-- Gestellte Aufgabe 1 --
Schreibe im Textauszug über die Böckler-Stipendiaten den Abschnitt von „Nach der vierten“ bis „oder politischen Initiativen.“ neu und setze dabei „Studienstiftung“ an die Stelle von „Hans-Böckler-Stiftung“.

-- Vorliegender Textauszug --
....

Nach der vierten Klasse bekam sie zunächst eine Hauptschulempfehlung, arbeitete sich dann „von dort aus durch alle drei Schulformen durch.“ Ihr Abitur hat Jusra Esmahil im vergangenen Jahr mit einem Notenschnitt von 1,5 gemacht. Ein Studium aufzunehmen, war trotzdem keine klare Sache für sie: Ohne das Stipendium der Hans-Böckler-Stiftung „hätte ich schon beim Hochschuleinstieg einen Nebenjob aufnehmen müssen und hätte weder Zeit, mich meinem Studium zu widmen, noch meinem gesellschaftspolitischen Engagement“, sagt sie. Wie fast alle Böckler-Stipendiaten engagiert sich die junge Frau in gewerkschaftlichen, zivilgesellschaftlichen oder politischen Initiativen.

Auch der erste BAB-Stipendiat Soumaila Savadogo hat sich lange in der Integrationsarbeit engagiert. Er war Vorsitzender des Flüchtlingsvereins in Cottbus, besuchte mit seiner afrikanischen Trommelgruppe Seniorenheime und Kitas. Nach Brandenburg kam der damals 16-Jährige 2002, als Schüler war er aus Burkina Faso geflohen – allein.

....

-- Einträge zur Übung --
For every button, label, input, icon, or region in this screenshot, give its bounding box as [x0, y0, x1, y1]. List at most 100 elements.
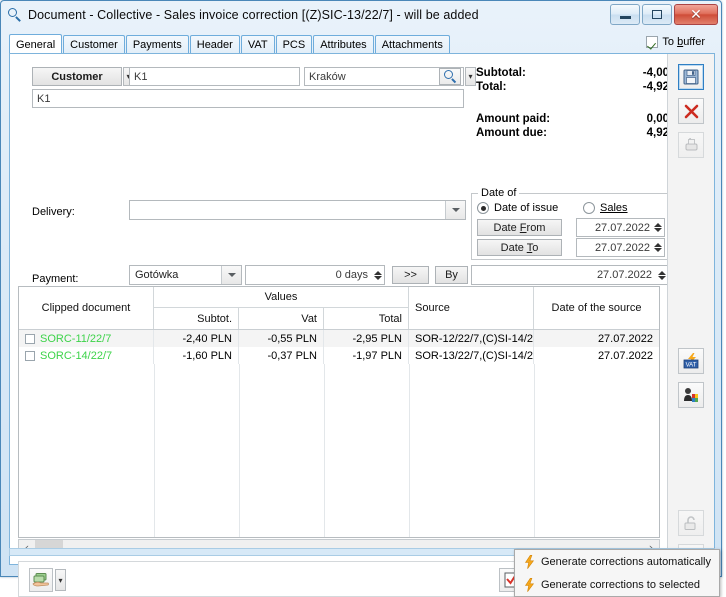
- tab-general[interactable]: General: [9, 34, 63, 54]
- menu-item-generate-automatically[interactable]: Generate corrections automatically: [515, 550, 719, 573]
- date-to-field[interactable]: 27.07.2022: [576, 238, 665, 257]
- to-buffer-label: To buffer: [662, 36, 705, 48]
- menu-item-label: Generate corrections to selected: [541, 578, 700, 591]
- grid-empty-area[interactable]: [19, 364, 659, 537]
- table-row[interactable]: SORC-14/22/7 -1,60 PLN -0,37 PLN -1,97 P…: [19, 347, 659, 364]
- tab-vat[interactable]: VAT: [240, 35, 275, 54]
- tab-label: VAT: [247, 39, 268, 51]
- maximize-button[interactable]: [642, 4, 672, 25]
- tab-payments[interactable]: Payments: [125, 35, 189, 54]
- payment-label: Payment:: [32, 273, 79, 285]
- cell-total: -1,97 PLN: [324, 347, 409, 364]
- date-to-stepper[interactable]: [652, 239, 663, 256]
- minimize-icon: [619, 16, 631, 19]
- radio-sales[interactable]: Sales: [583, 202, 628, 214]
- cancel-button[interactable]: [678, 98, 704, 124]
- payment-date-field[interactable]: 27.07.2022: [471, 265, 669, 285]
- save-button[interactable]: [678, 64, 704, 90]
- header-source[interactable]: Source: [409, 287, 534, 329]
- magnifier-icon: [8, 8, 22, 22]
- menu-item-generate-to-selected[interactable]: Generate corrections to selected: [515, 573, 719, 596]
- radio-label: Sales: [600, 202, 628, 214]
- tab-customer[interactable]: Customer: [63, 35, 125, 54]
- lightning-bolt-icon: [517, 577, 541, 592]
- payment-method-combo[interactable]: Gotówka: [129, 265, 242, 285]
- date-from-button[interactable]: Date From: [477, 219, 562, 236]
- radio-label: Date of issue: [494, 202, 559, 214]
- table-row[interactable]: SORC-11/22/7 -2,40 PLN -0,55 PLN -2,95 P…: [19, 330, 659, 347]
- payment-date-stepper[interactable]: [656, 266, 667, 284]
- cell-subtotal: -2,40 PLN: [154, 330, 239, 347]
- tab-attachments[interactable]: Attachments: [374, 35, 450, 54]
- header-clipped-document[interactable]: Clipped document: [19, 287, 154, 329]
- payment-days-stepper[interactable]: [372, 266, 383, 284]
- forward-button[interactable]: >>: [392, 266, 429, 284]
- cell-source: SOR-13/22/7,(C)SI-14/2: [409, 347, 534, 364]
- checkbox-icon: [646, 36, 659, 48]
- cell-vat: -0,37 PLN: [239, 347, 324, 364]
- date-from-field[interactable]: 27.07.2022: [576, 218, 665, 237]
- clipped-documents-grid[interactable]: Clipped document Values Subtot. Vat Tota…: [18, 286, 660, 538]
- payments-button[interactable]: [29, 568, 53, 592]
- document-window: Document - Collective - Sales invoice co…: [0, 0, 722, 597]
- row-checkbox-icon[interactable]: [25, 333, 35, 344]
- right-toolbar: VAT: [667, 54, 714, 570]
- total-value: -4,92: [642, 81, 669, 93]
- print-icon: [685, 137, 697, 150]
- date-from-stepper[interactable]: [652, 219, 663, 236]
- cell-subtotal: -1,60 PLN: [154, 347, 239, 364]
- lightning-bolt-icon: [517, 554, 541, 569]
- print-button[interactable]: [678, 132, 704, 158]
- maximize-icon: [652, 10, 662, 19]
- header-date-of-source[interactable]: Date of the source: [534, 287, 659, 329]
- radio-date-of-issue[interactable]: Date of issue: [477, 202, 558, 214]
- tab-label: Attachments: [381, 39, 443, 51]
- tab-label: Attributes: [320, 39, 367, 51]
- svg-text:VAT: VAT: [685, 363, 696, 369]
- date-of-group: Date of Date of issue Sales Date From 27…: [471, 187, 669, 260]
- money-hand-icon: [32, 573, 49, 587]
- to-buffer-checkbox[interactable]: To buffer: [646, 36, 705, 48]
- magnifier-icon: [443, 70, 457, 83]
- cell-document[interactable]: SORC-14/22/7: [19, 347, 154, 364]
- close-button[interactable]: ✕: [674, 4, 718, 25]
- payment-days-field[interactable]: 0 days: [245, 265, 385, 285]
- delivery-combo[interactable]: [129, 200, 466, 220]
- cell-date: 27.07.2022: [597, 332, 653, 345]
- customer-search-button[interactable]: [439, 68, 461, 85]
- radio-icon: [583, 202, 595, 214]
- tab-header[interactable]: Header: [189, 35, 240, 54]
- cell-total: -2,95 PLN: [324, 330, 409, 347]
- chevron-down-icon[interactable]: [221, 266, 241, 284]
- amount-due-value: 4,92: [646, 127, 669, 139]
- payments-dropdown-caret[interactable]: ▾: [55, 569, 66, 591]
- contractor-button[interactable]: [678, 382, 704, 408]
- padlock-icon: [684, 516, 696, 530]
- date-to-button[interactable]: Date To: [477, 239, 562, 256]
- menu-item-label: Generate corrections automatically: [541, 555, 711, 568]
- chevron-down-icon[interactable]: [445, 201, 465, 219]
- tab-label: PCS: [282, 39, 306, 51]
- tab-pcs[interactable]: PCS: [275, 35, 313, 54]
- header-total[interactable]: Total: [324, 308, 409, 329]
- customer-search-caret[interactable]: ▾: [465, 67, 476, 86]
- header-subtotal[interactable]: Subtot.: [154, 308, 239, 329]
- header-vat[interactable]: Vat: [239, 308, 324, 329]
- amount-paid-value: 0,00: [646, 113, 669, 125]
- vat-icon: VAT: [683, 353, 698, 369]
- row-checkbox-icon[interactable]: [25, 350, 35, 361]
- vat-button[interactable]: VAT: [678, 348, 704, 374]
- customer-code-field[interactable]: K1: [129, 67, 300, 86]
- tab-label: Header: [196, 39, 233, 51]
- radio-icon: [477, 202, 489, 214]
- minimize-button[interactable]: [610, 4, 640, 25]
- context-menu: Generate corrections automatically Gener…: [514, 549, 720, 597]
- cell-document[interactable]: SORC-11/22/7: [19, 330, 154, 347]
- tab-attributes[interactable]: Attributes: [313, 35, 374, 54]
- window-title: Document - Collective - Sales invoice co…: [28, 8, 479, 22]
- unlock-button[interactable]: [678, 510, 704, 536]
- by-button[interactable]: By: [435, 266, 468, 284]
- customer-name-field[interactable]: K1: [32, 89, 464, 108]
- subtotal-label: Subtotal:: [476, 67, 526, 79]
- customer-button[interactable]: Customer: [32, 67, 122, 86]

....

-- Gestellte Aufgabe 2 --
Gib jede Zeile der Einträge zurück, in der die Zeichenfolge „Clipped“ vorkommt.

-- Antwort 1 --
Nach der vierten Klasse bekam sie zunächst eine Hauptschulempfehlung, arbeitete sich dann „von dort aus durch alle drei Schulformen durch.“ Ihr Abitur hat Jusra Esmahil im vergangenen Jahr mit einem Notenschnitt von 1,5 gemacht. Ein Studium aufzunehmen, war trotzdem keine klare Sache für sie: Ohne das Stipendium der Studienstiftung „hätte ich schon beim Hochschuleinstieg einen Nebenjob aufnehmen müssen und hätte weder Zeit, mich meinem Studium zu widmen, noch meinem gesellschaftspolitischen Engagement“, sagt sie. Wie fast alle Böckler-Stipendiaten engagiert sich die junge Frau in gewerkschaftlichen, zivilgesellschaftlichen oder politischen Initiativen.

-- Antwort 2 --
- header-clipped-document[interactable]: Clipped document: [19, 287, 154, 329]
- clipped-documents-grid[interactable]: Clipped document Values Subtot. Vat Tota…: [18, 286, 660, 538]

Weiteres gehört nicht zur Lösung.